> DATA ENTRIES
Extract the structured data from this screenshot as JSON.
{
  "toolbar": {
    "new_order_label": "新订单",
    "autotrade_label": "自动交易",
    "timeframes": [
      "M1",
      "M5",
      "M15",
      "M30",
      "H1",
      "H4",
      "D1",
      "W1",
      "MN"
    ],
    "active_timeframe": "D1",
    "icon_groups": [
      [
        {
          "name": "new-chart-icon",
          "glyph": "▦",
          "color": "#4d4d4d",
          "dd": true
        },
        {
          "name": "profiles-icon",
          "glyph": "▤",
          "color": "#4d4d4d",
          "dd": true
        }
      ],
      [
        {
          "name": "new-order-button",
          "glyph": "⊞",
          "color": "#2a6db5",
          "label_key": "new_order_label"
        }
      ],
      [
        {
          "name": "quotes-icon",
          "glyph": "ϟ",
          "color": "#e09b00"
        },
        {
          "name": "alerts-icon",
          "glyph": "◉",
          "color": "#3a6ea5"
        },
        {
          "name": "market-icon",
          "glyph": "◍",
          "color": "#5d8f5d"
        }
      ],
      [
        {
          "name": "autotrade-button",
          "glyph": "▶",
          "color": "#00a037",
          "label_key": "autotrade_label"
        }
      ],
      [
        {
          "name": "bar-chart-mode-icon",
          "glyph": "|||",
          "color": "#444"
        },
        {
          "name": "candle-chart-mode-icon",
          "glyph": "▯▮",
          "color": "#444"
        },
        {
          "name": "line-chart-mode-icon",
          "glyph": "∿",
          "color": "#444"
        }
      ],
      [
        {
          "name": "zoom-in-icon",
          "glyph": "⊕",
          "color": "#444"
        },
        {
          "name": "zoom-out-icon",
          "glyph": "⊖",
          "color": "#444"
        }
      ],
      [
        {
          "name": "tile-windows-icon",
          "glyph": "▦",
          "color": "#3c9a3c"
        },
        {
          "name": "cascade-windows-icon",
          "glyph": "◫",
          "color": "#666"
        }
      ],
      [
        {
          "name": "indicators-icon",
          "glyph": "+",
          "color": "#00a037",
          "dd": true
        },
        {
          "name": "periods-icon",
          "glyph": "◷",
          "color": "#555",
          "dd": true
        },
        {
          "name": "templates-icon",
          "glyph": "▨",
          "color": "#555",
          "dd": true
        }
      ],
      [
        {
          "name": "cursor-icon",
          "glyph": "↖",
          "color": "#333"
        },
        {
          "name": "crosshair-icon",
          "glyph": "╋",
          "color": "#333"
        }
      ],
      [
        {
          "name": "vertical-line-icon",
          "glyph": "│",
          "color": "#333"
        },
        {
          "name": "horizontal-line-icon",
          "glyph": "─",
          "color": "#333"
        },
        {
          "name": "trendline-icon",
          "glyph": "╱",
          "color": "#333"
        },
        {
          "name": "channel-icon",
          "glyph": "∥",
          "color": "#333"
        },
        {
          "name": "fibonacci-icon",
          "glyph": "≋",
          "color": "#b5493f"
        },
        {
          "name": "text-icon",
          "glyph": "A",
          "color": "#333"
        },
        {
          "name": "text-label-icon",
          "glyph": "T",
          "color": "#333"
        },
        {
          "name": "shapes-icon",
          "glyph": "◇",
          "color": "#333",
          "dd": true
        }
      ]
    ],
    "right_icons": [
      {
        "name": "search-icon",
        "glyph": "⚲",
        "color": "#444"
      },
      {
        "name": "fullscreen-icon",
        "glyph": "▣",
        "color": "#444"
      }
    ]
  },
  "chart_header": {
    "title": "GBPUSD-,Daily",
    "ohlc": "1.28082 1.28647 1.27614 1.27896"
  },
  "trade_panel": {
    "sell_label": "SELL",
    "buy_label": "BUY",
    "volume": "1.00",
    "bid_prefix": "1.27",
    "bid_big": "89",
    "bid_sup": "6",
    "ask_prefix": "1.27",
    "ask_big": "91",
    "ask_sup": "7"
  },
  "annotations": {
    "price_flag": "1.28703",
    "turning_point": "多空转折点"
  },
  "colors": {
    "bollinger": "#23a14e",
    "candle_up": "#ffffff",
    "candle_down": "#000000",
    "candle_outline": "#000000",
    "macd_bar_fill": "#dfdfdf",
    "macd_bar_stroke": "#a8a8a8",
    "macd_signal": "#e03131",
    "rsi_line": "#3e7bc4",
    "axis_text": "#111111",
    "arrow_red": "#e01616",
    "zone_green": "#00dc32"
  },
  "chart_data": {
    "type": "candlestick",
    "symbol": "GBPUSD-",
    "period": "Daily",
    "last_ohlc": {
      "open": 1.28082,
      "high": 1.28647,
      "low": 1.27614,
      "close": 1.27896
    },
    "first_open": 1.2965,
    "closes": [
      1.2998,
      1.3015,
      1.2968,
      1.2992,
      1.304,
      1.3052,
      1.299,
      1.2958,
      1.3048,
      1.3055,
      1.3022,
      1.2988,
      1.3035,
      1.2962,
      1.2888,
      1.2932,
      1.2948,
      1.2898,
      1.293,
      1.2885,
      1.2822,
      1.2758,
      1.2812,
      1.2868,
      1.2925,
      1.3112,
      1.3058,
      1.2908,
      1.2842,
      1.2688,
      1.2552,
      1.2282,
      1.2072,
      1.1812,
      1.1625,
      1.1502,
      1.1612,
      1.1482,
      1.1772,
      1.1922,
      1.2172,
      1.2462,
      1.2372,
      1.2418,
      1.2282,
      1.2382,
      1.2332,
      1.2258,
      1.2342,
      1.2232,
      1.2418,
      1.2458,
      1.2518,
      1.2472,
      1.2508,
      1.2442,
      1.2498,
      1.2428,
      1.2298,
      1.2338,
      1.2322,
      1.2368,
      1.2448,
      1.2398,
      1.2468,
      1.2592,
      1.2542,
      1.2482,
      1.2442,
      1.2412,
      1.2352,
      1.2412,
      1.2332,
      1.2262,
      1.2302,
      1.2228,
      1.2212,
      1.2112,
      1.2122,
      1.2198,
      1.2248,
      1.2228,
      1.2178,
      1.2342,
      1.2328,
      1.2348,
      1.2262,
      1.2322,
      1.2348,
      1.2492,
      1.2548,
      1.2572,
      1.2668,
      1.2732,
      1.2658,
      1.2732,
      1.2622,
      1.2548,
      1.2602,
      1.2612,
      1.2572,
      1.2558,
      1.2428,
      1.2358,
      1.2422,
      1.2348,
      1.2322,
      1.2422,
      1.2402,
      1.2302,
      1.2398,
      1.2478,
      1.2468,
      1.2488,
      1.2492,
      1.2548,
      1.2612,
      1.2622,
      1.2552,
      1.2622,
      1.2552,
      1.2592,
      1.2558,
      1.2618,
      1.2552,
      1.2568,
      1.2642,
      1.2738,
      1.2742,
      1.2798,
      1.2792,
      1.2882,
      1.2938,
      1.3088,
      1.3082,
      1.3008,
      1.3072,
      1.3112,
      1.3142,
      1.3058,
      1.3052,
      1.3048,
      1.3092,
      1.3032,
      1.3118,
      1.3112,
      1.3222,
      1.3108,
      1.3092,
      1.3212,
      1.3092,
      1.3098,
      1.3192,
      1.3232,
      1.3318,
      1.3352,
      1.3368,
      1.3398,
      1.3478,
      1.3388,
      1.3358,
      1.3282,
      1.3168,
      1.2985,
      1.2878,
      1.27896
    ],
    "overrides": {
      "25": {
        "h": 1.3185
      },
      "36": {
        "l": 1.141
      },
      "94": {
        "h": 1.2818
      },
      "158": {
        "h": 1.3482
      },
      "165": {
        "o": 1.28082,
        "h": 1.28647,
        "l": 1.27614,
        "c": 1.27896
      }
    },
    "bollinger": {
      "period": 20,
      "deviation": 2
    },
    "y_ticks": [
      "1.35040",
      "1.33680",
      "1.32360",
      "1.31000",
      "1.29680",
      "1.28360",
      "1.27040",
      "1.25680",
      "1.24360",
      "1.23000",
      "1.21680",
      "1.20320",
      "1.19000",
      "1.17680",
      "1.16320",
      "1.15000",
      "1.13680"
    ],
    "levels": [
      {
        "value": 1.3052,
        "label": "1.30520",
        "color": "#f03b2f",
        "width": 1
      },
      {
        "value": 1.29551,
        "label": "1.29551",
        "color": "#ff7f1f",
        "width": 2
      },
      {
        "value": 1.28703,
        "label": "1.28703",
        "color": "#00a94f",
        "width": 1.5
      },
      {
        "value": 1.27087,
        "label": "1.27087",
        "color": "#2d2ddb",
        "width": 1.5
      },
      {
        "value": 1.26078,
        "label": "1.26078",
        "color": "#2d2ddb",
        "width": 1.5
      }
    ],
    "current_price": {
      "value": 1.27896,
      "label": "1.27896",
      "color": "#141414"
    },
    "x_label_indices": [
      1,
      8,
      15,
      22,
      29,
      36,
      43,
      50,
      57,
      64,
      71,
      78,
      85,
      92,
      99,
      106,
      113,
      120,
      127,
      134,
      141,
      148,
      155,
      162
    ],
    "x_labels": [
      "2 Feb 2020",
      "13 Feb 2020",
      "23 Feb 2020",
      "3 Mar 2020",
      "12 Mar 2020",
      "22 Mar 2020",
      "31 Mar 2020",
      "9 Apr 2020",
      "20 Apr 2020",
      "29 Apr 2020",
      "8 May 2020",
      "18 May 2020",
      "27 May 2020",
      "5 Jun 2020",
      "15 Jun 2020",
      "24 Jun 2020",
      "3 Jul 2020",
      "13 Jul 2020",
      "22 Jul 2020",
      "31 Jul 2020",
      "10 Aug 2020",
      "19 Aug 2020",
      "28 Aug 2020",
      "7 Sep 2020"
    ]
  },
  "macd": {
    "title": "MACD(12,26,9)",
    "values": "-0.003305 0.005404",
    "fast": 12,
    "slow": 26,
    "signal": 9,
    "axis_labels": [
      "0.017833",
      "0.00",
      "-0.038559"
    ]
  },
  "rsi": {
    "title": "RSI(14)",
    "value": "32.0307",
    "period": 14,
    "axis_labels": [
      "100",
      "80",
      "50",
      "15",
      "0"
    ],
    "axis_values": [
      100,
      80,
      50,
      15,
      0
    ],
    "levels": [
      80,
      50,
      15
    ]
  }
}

> WHAT THE TASK REQUIRES
Filter the entries down to the lines with the word "mode" in them.

> RESULT FOR THIS EXERCISE
          "name": "bar-chart-mode-icon",
          "name": "candle-chart-mode-icon",
          "name": "line-chart-mode-icon",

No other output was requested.